» **WORK INSTRUCTIONS**: Wherever the word "nähtavad" turns up in a line of the entries, copy that line.
## START DATA FOR PROCESSING
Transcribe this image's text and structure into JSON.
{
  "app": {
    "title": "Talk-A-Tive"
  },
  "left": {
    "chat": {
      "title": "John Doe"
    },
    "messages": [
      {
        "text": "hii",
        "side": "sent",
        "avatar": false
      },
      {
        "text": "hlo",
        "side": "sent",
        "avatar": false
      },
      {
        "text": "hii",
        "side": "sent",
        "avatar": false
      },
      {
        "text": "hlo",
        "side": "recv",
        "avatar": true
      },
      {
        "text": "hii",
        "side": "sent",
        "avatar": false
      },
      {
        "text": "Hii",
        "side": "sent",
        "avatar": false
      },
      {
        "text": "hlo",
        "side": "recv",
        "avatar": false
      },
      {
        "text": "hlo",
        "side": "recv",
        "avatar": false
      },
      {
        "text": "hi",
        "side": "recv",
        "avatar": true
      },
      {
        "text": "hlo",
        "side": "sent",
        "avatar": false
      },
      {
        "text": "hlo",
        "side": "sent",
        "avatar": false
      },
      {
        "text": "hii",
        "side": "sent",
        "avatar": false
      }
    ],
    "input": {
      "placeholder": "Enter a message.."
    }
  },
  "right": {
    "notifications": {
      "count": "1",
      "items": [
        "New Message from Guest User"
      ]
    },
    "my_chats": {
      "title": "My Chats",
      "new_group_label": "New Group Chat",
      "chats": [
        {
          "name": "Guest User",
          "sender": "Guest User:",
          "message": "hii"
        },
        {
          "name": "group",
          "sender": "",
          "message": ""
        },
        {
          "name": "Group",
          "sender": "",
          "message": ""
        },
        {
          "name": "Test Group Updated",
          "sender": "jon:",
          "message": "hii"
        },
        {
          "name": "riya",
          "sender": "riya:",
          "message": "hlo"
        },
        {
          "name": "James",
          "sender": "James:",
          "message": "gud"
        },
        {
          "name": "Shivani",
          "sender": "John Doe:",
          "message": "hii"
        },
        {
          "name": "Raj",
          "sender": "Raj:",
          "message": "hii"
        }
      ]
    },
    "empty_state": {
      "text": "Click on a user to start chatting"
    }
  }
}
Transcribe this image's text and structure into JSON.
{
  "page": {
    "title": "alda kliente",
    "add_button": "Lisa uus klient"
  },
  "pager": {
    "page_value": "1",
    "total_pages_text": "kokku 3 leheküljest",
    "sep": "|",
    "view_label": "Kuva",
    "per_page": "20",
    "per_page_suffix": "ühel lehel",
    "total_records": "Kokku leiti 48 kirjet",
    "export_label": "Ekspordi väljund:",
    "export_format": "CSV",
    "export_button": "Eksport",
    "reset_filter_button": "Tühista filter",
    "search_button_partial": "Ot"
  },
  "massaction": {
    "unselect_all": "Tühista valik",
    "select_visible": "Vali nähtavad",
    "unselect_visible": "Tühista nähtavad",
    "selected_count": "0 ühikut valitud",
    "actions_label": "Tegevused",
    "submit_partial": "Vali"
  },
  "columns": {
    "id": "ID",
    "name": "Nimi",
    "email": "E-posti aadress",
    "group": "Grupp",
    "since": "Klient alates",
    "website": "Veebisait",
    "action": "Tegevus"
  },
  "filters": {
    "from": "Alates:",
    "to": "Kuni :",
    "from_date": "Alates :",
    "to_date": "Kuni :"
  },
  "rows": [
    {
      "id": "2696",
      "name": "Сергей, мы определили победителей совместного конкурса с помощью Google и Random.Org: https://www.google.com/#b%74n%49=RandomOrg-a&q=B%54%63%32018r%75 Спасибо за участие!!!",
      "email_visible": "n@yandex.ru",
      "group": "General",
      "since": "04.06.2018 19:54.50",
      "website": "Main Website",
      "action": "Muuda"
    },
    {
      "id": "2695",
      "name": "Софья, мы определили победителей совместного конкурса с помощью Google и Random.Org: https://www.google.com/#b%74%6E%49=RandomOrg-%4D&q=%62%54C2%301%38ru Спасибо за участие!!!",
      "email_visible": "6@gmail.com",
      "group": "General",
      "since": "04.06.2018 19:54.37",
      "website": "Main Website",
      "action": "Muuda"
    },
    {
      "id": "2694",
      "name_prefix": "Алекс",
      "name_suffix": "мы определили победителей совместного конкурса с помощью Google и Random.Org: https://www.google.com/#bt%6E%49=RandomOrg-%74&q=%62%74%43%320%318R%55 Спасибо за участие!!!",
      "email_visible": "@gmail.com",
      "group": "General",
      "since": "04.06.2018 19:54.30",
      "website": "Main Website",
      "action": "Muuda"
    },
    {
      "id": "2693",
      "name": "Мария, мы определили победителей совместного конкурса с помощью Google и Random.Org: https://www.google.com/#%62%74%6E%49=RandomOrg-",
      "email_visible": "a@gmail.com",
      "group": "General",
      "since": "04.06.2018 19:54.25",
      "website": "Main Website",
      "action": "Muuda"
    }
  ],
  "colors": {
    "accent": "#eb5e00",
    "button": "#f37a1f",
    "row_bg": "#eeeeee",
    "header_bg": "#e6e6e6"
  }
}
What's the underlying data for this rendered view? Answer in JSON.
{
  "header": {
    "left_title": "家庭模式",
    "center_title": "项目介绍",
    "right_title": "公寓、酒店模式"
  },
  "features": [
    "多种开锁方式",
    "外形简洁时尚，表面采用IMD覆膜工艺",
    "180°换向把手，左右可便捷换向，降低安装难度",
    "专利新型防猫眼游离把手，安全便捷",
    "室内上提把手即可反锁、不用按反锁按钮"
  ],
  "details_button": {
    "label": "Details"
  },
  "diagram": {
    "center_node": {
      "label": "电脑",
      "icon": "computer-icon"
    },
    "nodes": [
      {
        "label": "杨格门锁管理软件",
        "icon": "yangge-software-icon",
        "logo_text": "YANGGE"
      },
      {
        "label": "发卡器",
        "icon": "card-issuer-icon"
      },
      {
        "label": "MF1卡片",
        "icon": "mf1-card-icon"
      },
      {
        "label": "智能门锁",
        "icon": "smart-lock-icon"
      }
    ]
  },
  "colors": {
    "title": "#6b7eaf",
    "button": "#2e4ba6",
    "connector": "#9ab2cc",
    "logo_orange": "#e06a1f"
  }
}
## END DATA FOR PROCESSING
» **SOLVED EXERCISE**:
    "select_visible": "Vali nähtavad",
    "unselect_visible": "Tühista nähtavad",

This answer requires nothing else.